Required work — Keep only those lines of the records that include the string "associate".

-------- Data supplied

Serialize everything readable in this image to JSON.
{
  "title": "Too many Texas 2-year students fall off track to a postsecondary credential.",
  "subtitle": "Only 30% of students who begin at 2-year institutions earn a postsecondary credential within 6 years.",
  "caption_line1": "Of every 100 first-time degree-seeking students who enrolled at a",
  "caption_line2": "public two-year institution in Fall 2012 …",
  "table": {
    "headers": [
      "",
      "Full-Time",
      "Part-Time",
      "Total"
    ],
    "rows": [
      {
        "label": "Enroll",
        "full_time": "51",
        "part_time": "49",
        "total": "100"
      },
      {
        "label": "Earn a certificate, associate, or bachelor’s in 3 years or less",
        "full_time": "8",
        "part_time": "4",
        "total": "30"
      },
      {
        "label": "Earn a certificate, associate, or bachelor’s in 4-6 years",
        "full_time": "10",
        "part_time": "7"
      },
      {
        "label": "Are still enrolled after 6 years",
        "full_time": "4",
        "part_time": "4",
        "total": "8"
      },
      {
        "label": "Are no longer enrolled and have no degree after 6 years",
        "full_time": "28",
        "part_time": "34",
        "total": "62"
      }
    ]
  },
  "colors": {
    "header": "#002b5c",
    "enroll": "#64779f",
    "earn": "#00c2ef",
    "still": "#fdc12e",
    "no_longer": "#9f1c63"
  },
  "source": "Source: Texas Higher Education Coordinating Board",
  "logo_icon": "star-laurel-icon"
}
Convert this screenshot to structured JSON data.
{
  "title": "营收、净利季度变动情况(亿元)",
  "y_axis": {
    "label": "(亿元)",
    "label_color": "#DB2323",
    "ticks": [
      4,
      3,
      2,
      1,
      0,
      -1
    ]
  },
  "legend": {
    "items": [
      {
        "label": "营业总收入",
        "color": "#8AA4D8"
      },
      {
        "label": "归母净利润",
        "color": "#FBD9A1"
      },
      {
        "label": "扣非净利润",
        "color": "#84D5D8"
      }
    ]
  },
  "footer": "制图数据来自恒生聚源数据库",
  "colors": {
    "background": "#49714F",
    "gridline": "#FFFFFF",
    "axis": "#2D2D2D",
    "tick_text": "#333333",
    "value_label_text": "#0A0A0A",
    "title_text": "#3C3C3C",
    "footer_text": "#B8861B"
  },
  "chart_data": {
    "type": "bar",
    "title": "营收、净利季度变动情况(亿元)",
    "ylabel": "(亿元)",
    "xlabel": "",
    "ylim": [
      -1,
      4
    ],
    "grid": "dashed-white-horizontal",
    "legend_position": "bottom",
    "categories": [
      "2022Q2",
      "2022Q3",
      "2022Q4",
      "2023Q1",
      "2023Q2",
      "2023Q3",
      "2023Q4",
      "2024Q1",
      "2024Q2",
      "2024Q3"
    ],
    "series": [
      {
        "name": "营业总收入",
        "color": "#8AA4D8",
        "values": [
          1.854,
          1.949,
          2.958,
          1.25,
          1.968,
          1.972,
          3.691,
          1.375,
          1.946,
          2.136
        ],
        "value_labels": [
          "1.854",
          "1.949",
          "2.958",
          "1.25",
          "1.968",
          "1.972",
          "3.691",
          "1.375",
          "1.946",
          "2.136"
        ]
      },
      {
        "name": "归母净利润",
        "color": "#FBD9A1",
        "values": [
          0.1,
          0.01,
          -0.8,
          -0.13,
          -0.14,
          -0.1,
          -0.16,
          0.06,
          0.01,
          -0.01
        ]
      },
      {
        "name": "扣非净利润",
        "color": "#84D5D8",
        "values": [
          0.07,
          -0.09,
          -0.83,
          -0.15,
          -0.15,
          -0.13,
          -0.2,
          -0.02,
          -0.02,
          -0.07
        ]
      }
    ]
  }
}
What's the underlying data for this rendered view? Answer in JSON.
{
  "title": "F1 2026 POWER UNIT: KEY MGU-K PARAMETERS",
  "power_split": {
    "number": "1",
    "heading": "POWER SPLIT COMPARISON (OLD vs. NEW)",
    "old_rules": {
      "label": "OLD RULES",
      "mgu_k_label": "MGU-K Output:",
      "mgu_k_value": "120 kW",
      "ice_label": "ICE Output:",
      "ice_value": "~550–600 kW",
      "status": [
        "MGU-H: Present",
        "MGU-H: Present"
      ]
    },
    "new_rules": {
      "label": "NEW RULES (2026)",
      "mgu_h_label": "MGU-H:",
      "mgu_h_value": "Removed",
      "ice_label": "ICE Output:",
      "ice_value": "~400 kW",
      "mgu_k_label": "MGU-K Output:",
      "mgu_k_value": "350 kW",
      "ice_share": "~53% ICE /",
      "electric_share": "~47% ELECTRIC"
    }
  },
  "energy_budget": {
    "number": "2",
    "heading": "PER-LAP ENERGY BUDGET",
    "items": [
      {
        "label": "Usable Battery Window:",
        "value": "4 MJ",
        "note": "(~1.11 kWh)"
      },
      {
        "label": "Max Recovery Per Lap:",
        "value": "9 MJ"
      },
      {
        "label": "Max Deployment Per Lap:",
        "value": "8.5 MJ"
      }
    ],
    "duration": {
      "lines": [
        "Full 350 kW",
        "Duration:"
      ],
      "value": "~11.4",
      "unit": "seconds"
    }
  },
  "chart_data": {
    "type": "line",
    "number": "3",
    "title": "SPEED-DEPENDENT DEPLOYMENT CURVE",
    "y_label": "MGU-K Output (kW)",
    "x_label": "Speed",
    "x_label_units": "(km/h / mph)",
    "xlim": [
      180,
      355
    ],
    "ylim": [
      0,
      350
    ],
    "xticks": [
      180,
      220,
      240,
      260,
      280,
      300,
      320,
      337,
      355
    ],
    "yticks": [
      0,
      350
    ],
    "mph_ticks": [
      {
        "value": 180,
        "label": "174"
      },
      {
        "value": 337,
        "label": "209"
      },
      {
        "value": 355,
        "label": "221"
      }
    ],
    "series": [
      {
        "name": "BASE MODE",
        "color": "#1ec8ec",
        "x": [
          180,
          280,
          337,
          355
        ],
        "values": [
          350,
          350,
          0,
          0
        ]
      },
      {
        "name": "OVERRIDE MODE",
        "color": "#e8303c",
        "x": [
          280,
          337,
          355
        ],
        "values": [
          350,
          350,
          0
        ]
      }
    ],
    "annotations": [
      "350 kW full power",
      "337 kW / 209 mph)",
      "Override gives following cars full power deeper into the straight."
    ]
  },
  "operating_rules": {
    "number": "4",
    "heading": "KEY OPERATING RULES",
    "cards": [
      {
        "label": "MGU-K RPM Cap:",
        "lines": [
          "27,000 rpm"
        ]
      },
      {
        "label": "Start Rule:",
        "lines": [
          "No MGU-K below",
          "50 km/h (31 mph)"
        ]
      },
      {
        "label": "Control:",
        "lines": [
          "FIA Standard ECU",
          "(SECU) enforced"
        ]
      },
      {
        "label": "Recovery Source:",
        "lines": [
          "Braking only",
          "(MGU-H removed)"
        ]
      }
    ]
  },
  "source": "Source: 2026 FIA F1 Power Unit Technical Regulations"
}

----------------

Task solution —
        "label": "Earn a certificate, associate, or bachelor’s in 3 years or less",
        "label": "Earn a certificate, associate, or bachelor’s in 4-6 years",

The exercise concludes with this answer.